### Dataset extract

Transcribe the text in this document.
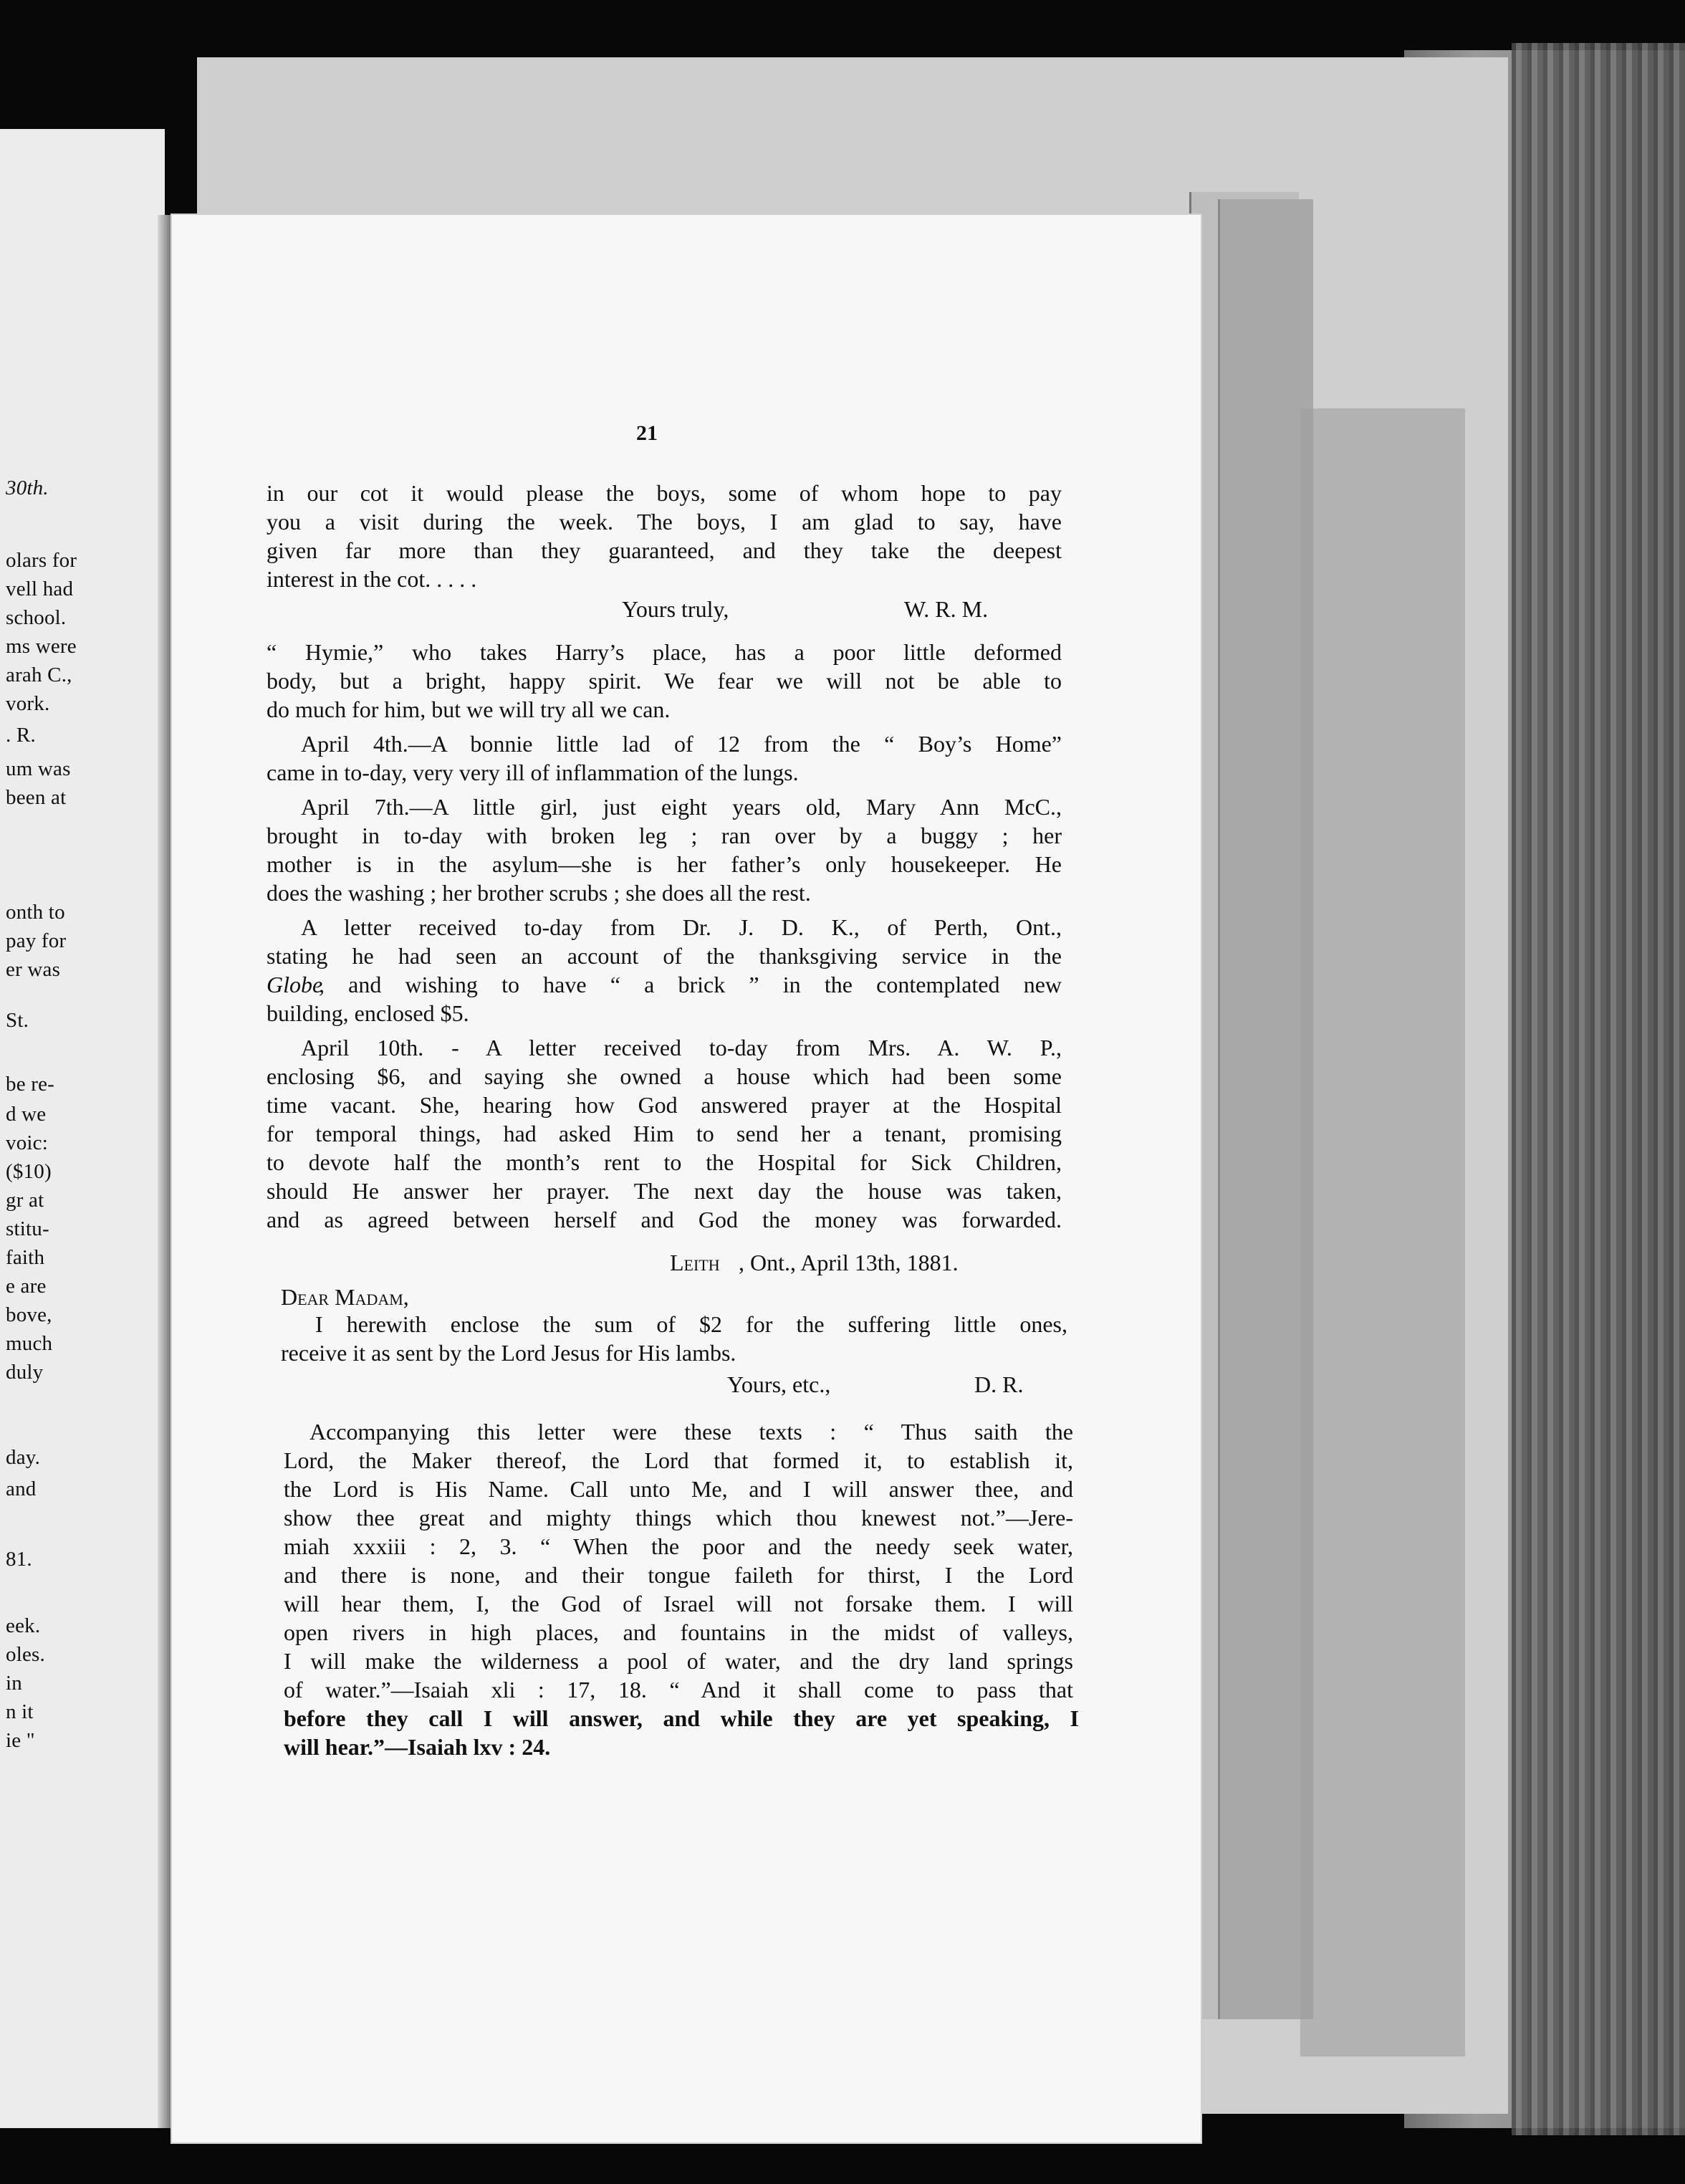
30th.
olars for
vell had
school.
ms were
arah C.,
vork.
. R.
um was
been at
onth to
pay for
er was
St.
be re-
d we
voic:
($10)
gr at
stitu-
faith
e are
bove,
much
duly
day.
and
81.
eek.
oles.
in
n it
ie "
21
in our cot it would please the boys, some of whom hope to pay
you a visit during the week. The boys, I am glad to say, have
given far more than they guaranteed, and they take the deepest
interest in the cot. . . . .
Yours truly,	W. R. M.
“ Hymie,” who takes Harry’s place, has a poor little deformed
body, but a bright, happy spirit. We fear we will not be able to
do much for him, but we will try all we can.
April 4th.—A bonnie little lad of 12 from the “ Boy’s Home”
came in to-day, very very ill of inflammation of the lungs.
April 7th.—A little girl, just eight years old, Mary Ann McC.,
brought in to-day with broken leg ; ran over by a buggy ; her
mother is in the asylum—she is her father’s only housekeeper. He
does the washing ; her brother scrubs ; she does all the rest.
A letter received to-day from Dr. J. D. K., of Perth, Ont.,
stating he had seen an account of the thanksgiving service in the
Globe
, and wishing to have “ a brick ” in the contemplated new
building, enclosed $5.
April 10th. - A letter received to-day from Mrs. A. W. P.,
enclosing $6, and saying she owned a house which had been some
time vacant. She, hearing how God answered prayer at the Hospital
for temporal things, had asked Him to send her a tenant, promising
to devote half the month’s rent to the Hospital for Sick Children,
should He answer her prayer. The next day the house was taken,
and as agreed between herself and God the money was forwarded.
Leith , Ont., April 13th, 1881.
Dear Madam,
I herewith enclose the sum of $2 for the suffering little ones,
receive it as sent by the Lord Jesus for His lambs.
Yours, etc.,	D. R.
Accompanying this letter were these texts : “ Thus saith the
Lord, the Maker thereof, the Lord that formed it, to establish it,
the Lord is His Name. Call unto Me, and I will answer thee, and
show thee great and mighty things which thou knewest not.”—Jere-
miah xxxiii : 2, 3. “ When the poor and the needy seek water,
and there is none, and their tongue faileth for thirst, I the Lord
will hear them, I, the God of Israel will not forsake them. I will
open rivers in high places, and fountains in the midst of valleys,
I will make the wilderness a pool of water, and the dry land springs
of water.”—Isaiah xli : 17, 18. “ And it shall come to pass that
before they call I will answer, and while they are yet speaking, I
will hear.”—Isaiah lxv : 24.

######

Extract the full listing exactly, with the pictures left out.

• **Task output**:
Transcribe the text in this document.
30th.
olars for
vell had
school.
ms were
arah C.,
vork.
. R.
um was
been at
onth to
pay for
er was
St.
be re-
d we
voic:
($10)
gr at
stitu-
faith
e are
bove,
much
duly
day.
and
81.
eek.
oles.
in
n it
ie "
21
in our cot it would please the boys, some of whom hope to pay
you a visit during the week. The boys, I am glad to say, have
given far more than they guaranteed, and they take the deepest
interest in the cot. . . . .
Yours truly,	W. R. M.
“ Hymie,” who takes Harry’s place, has a poor little deformed
body, but a bright, happy spirit. We fear we will not be able to
do much for him, but we will try all we can.
April 4th.—A bonnie little lad of 12 from the “ Boy’s Home”
came in to-day, very very ill of inflammation of the lungs.
April 7th.—A little girl, just eight years old, Mary Ann McC.,
brought in to-day with broken leg ; ran over by a buggy ; her
mother is in the asylum—she is her father’s only housekeeper. He
does the washing ; her brother scrubs ; she does all the rest.
A letter received to-day from Dr. J. D. K., of Perth, Ont.,
stating he had seen an account of the thanksgiving service in the
Globe
, and wishing to have “ a brick ” in the contemplated new
building, enclosed $5.
April 10th. - A letter received to-day from Mrs. A. W. P.,
enclosing $6, and saying she owned a house which had been some
time vacant. She, hearing how God answered prayer at the Hospital
for temporal things, had asked Him to send her a tenant, promising
to devote half the month’s rent to the Hospital for Sick Children,
should He answer her prayer. The next day the house was taken,
and as agreed between herself and God the money was forwarded.
Leith , Ont., April 13th, 1881.
Dear Madam,
I herewith enclose the sum of $2 for the suffering little ones,
receive it as sent by the Lord Jesus for His lambs.
Yours, etc.,	D. R.
Accompanying this letter were these texts : “ Thus saith the
Lord, the Maker thereof, the Lord that formed it, to establish it,
the Lord is His Name. Call unto Me, and I will answer thee, and
show thee great and mighty things which thou knewest not.”—Jere-
miah xxxiii : 2, 3. “ When the poor and the needy seek water,
and there is none, and their tongue faileth for thirst, I the Lord
will hear them, I, the God of Israel will not forsake them. I will
open rivers in high places, and fountains in the midst of valleys,
I will make the wilderness a pool of water, and the dry land springs
of water.”—Isaiah xli : 17, 18. “ And it shall come to pass that
before they call I will answer, and while they are yet speaking, I
will hear.”—Isaiah lxv : 24.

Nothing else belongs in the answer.